■ **LISTED ENTRIES**

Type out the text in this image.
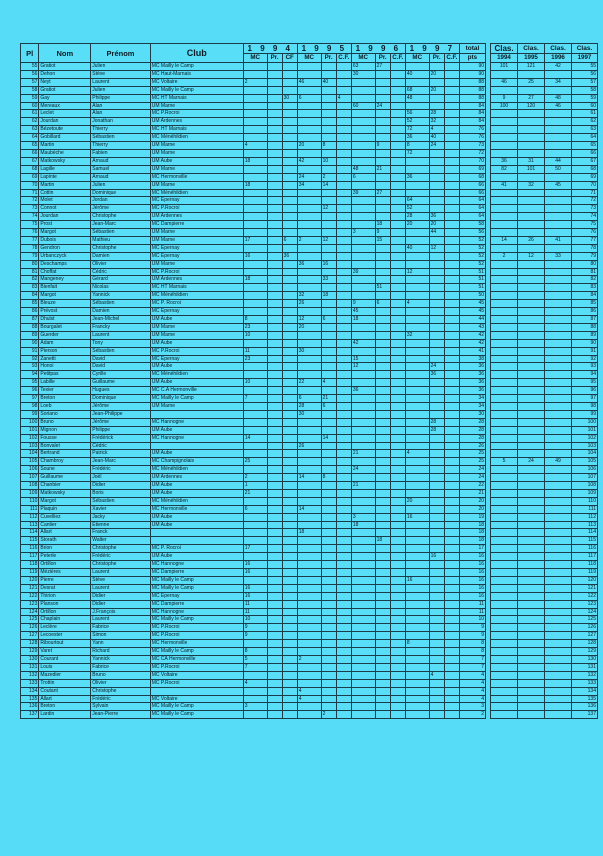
Pl	Nom	Prénom	Club	1 9 9 4			1 9 9 5			1 9 9 6			1 9 9 7			total
				MC	Pr.	CF	MC	Pr.	C.F.	MC	Pr.	C.F.	MC	Pr.	C.F.	pts
55	Gratiot	Julien	MC Mailly le Camp							63	27					90
56	Dehon	Stève	MC Haut-Marnais							30			40	20		90
57	Neyt	Laurent	MC Voltaire	2			46	40								88
58	Gratiot	Julien	MC Mailly le Camp										68	20		88
59	Gay	Philippe	MC HT Marnais			30	6		4				48			88
60	Mereaux	Alan	UM Marne							60	24					84
61	Leclet	Alan	MC P.Rocroi										56	28		84
62	Jourdan	Jonathan	UM Ardennes										52	32		84
63	Bézetoute	Thierry	MC HT Marnais										72	4		76
64	Gobillard	Sébastien	MC Ménéhildien										36	40		76
65	Martin	Thierry	UM Marne	4			20	8			9		8	24		73
66	Maubèche	Fabien	UM Marne										72			72
67	Matkowsky	Arnaud	UM Aube	18			42	10								70
68	Lagille	Samuel	UM Marne							48	21					69
69	Lapinte	Arnaud	MC Hermonville				24	2		6			36			68
70	Martin	Julien	UM Marne	18			34	14								66
71	Cottin	Dominique	MC Ménéhildien							39	27					66
72	Molet	Jordan	MC Epernay										64			64
73	Connot	Jérôme	MC P.Rocroi					12					52			64
74	Jourdan	Christophe	UM Ardennes										28	36		64
75	Prost	Jean-Marc	MC Dampierre								18		20	20		58
76	Margot	Sébastien	UM Marne							3	9			44		56
77	Dubois	Mathieu	UM Marne	17		6	2	12			15					52
78	Gendron	Christophe	MC Epernay										40	12		52
79	Urbanczyck	Damien	MC Epernay	16		36										52
80	Deschamps	Olivier	UM Marne				36	16								52
81	Choffat	Cédric	MC P.Rocroi							39			12			51
82	Mangeney	Gérard	UM Ardennes	18				33								51
83	Bienfait	Nicolas	MC HT Marnais								51					51
84	Margot	Yannick	MC Ménéhildien				32	18								50
85	Bleuze	Sébastien	MC P. Rocroi				26			9	6		4			45
86	Prévost	Damien	MC Epernay							45						45
87	Dhulst	Jean-Michel	UM Aube	8			12	6		18						44
88	Bourgalet	Francky	UM Marne	23			20									43
89	Guerder	Laurent	UM Marne	10									32			42
90	Adam	Tony	UM Aube							42						42
91	Pierson	Sébastien	MC P.Rocroi	11			30									41
92	Zanetti	David	MC Epernay	23						15						38
93	Honoi	David	UM Aube							12				24		36
94	Petitpas	Cyrille	MC Ménéhildien											36		36
95	Labille	Guillaume	UM Aube	10			22	4								36
96	Texier	Hugues	MC C.A Hermonville							36						36
97	Breton	Dominique	MC Mailly le Camp	7			6	21								34
98	Loeb	Jérôme	UM Marne				28	6								34
99	Soriano	Jean-Philippe					30									30
100	Bruno	Jérôme	MC Hannogne											28		28
101	Mignon	Philippe	UM Aube											28		28
102	Fousse	Frédérick	MC Hannogne	14				14								28
103	Bonvalet	Cédric					26									26
104	Bertrand	Patrick	UM Aube							21			4			25
105	Chambroy	Jean-Marc	MC Champignolais	25												25
106	Soune	Frédéric	MC Ménéhildien							24						24
107	Guillaume	Joël	UM Ardennes	2			14	8								24
108	Chanbier	Didier	UM Aube	1						21						22
109	Matkowsky	Boris	UM Aube	21												21
110	Margot	Sébastien	MC Ménéhildien										20			20
111	Plaquin	Xavier	MC Hermonville	6			14									20
112	Cuvelliez	Jacky	UM Aube							3			16			19
113	Cantier	Etienne	UM Aube							18						18
114	Allart	Franck					18									18
115	Storath	Walter									18					18
116	Brion	Christophe	MC P. Rocroi	17												17
117	Peterle	Frédéric	UM Aube											16		16
118	Ortillon	Christophe	MC Hannogne	16												16
119	Mézières	Laurent	MC Dampierre	16												16
120	Pierre	Stève	MC Mailly le Camp										16			16
121	Desrat	Laurent	MC Mailly le Camp	16												16
122	Thirion	Didier	MC Epernay	16												16
123	Planson	Didier	MC Dampierre	11												11
124	Ortillon	J.François	MC Hannogne	11												11
125	Chaplain	Laurent	MC Mailly le Camp	10												10
126	Leclère	Fabrice	MC P.Rocroi	9												9
127	Lecoester	Simon	MC P.Rocroi	9												9
128	Ribourtout	Yann	MC Hermonville										8			8
129	Varet	Richard	MC Mailly le Camp	8												8
130	Courant	Yannick	MC CA Hermonville	5			2									7
131	Louis	Fabrice	MC P.Rocroi	7												7
132	Mazedier	Bruno	MC Voltaire											4		4
133	Trottin	Olivier	MC P.Rocroi	4												4
134	Coutant	Christophe					4									4
135	Allart	Frédéric	MC Voltaire				4									4
136	Breton	Sylvain	MC Mailly le Camp	3												3
137	Lardin	Jean-Pierre	MC Mailly le Camp					2								2
Clas.	Clas.	Clas.	Clas.
1994	1995	1996	1997
101	121	42	55
			56
46	25	34	57
			58
9	27	48	59
100	120	46	60
			61
			62
			63
			64
			65
			66
36	31	44	67
82	101	50	68
			69
41	32	45	70
			71
			72
			73
			74
			75
			76
14	26	41	77
			78
2	12	33	79
			80
			81
			82
			83
			84
			85
			86
			87
			88
			89
			90
			91
			92
			93
			94
			95
			96
			97
			98
			99
			100
			101
			102
			103
			104
5	24	49	105
			106
			107
			108
			109
			110
			111
			112
			113
			114
			115
			116
			117
			118
			119
			120
			121
			122
			123
			124
			125
			126
			127
			128
			129
			130
			131
			132
			133
			134
			135
			136
			137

■ **OBJECTIVE**
Determine how many lines include the word "Arnaud" and report that number by itself.

■ **ANSWER TO THE PROBLEM**
2